Given text ▸
Have you ever had a Big Romance, one that completely engulfs you and makes you a better person?
That’s a lot to ask of a love affair, but it does happen. Victoria Riskin writes about one such romance in her new book, Fay Wray and Robert Riskin: A Hollywood Memoir.
Wray and Risken enjoyed a rare Hollywood marriage that was cut short by an untimely death.
Let’s start with Wray, whom you may know from the original – *cough* and best – King Kong (1933). She’s been called the first “Scream Queen”, but she actually made a variety of movies during her 65-year career. Get this: She made 46 films alone between 1928-1934, never mind her later stage and television work.
Wray was born in 1907 in a small rural community in southern Alberta (Canada), but her family soon moved to Utah, where they struggled financially and her parents’ marriage floundered.
Surprisingly, her strict Victorian mother allowed 14-year-old Fay Wray to travel to Hollywood, accompanied by a young man who did not Take Advantage. After her mother and younger brothers followed her to California, Wray began her film career and eventually signed a contract with Universal Studios.
Robert Riskin grew up in the eastern U.S. and, at the age of 17, was already a movie producer/writer/director with Klever Komedies. He then become a Broadway producer until 1929, when his career collapsed with the stock market. However, two years later, he signed a contract with Columbia Pictures and went to Hollywood to develop the 1930s Screwball Comedy.
You’ve seen his films, such as Meet John Doe, Lady for a Day, The Thin Man Goes Home, among many others. During his career, he was nominated for five screenwriting Oscars and won for It Happened One Night.
By now you’ve already guessed: Robert Riskin and Fay Wray were author Victoria Riskin’s parents.
They met three times before romance ignited.
The first time was at the Beverley Hills Tennis Club. Fay Wray approached Robert Riskin, courtside, about starring in his upcoming film Lost Horizon (released in 1937). Riskin was noncommittal, although Wray found him charming and intelligent.
Nothing came of this encounter, neither romance nor film offer. Also: Wray was still married to her first husband, the philandering and self-destructive screenwriter John Monk Saunders.
They met a second time in 1940 at a Christmas Eve party, and here Riskin Took Notice. He reintroduced himself to the now-divorced Wray, invited her to see a movie and Fell In Love. Alas! Wray was involved with New York playwright Clifford Odets, and Riskin was devastated when she moved to New York.

[Items listed in a dataset]
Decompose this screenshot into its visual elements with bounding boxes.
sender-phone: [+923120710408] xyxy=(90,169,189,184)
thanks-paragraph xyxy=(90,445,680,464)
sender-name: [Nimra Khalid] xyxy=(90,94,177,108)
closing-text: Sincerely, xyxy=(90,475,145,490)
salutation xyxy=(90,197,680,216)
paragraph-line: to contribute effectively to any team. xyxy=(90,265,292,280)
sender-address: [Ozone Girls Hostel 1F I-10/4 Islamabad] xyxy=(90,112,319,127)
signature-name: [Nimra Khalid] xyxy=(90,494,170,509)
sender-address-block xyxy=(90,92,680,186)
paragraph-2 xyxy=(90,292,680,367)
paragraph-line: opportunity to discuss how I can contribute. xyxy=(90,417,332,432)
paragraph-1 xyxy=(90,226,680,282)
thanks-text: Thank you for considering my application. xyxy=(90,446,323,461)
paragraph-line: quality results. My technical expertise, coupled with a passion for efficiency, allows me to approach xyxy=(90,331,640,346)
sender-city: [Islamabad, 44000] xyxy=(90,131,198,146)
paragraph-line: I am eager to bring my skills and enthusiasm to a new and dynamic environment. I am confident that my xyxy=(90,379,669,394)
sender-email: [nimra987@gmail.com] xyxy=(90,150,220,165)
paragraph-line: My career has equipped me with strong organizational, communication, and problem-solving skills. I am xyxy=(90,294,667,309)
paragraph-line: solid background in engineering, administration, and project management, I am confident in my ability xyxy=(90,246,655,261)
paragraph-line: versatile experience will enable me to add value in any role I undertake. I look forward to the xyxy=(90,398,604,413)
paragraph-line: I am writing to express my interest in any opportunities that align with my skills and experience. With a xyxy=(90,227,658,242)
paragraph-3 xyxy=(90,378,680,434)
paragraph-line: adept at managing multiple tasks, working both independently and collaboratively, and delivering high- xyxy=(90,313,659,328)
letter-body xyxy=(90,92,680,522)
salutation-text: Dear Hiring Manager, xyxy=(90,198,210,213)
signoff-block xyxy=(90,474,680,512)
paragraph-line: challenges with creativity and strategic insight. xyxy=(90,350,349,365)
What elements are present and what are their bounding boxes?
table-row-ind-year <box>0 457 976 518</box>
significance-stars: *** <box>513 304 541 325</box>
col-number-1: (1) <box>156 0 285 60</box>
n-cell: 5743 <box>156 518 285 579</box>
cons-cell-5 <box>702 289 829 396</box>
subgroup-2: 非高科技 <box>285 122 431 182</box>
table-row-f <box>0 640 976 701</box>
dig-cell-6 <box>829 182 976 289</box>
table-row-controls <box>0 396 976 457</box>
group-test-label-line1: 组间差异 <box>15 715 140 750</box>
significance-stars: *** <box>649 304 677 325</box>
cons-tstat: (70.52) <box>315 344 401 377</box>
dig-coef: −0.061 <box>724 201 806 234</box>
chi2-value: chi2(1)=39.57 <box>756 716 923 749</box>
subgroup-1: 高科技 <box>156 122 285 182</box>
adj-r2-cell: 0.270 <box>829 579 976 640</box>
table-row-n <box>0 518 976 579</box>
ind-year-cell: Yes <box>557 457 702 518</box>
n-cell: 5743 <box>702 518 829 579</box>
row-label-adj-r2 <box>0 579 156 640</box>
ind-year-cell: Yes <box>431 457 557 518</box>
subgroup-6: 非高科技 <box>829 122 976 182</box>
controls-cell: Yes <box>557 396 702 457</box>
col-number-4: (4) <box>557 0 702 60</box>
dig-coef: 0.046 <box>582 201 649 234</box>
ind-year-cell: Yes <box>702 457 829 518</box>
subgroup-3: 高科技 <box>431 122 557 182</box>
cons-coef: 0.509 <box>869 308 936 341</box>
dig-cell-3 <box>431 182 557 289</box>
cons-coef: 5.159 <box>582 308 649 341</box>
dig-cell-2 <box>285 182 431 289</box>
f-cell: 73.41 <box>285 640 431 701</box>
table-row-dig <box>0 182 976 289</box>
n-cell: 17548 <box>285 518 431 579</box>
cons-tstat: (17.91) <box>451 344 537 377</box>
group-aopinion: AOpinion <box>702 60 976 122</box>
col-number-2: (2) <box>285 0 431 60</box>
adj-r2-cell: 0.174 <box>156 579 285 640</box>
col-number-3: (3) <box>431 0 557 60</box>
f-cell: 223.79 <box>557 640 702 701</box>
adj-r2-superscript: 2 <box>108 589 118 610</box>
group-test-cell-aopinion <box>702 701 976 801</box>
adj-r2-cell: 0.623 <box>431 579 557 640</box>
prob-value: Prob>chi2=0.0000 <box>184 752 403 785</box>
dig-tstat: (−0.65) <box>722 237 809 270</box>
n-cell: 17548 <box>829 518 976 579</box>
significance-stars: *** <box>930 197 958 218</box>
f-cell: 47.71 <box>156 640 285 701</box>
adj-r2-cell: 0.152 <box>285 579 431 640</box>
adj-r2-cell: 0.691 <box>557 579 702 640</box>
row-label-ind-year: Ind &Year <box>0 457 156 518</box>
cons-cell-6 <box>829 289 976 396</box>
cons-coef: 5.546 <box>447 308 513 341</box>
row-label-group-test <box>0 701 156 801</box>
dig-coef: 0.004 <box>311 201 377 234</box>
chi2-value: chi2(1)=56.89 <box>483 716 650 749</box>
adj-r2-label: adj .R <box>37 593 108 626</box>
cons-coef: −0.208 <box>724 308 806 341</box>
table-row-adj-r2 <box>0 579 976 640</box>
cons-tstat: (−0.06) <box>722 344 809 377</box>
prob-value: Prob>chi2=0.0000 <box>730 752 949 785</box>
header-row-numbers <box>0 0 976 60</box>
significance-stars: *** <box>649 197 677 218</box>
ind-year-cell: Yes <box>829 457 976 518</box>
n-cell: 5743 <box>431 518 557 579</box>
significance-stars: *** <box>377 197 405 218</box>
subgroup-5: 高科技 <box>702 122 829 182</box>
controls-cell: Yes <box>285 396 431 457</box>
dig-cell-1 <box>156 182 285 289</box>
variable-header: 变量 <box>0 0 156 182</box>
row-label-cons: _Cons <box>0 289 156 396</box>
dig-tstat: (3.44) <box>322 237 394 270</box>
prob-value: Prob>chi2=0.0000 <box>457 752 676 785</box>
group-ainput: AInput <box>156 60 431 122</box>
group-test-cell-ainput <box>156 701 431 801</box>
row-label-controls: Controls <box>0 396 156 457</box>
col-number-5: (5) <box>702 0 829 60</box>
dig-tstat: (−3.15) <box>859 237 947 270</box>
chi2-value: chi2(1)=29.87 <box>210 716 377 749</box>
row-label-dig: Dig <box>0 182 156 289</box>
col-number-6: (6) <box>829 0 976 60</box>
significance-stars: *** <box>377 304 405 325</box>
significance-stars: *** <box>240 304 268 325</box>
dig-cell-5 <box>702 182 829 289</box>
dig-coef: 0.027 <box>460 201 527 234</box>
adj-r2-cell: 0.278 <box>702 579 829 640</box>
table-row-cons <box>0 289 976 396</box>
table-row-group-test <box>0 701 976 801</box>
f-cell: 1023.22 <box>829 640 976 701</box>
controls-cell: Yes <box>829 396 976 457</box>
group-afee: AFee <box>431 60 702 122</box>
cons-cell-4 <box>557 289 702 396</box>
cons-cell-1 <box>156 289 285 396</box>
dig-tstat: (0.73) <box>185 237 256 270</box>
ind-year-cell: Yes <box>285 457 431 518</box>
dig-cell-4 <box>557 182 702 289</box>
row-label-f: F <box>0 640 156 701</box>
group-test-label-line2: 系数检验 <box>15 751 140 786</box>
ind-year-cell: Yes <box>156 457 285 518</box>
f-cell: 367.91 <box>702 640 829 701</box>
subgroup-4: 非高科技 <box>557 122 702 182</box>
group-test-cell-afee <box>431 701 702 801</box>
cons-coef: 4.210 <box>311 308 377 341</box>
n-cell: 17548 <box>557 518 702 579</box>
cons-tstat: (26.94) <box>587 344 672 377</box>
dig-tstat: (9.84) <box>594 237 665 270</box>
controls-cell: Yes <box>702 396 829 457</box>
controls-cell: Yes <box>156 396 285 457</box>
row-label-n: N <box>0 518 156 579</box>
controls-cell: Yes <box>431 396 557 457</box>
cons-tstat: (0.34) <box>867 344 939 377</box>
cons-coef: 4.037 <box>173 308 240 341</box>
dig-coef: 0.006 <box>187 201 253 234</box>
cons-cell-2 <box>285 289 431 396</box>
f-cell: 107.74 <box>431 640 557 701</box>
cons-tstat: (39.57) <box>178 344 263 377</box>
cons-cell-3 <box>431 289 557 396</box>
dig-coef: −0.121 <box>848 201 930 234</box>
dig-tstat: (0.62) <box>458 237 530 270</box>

How to complete this task ▸ Continue the piece on Fay Wray and Robert Riskin from its last sentence. The records are separate material and have no connection to the text.

Response to this task ▸
(Odets ended things several months later with the ol’ It’s-Not-You-It’s-Me routine. In our opinion, Wray Dodged A Bullet.)
When Riskin returned from England, at the end of 1941, they met for the third time. “There he was, in a heavy blue overcoat. … I was almost giddily pleased to see him,” she wrote.
She asked him to marry her. They settled in Los Angeles and raised three children, including Wray’s daughter, Susan, from her marriage to the ill-fated Saunders.
It was a happy, good life, until the day Riskin came home early from the studio. “Without a word, he walked past [Wray] and slowly and with difficulty climbed the stairs,” writes Victoria.
Riskin suffered a debilitating stroke, from which he would not recover.
This book is an engaging, compelling Read; we could hardly put it down. It’s little wonder, considering author Riskin is herself a screenwriter and former President of the Writers Guild of America West.
Biographies written by relatives are the most intriguing, if they’re not salacious, and author Riskin shares some terrific stories, e.g. Riskin playing with the children, or Wray packing lunches and driving the kids to school. Author Riskin makes us feel we know this couple as friends, a generous quality in a writer.
Yet, this book is far more than a family memoir. In searching for the man her father was, author Riskin reconstructs Hollywood of tumultuous times: the Depression, World War II and the McCarthy era. She gives us fascinating and thorough view of filmmaking during these periods.
Fay Wray and Robert Riskin: A Hollywood Memoir is a loving, well-researched history. Victoria Riskin’s admiration for her parents, we suspect, says much about their relationship with her – and with each other.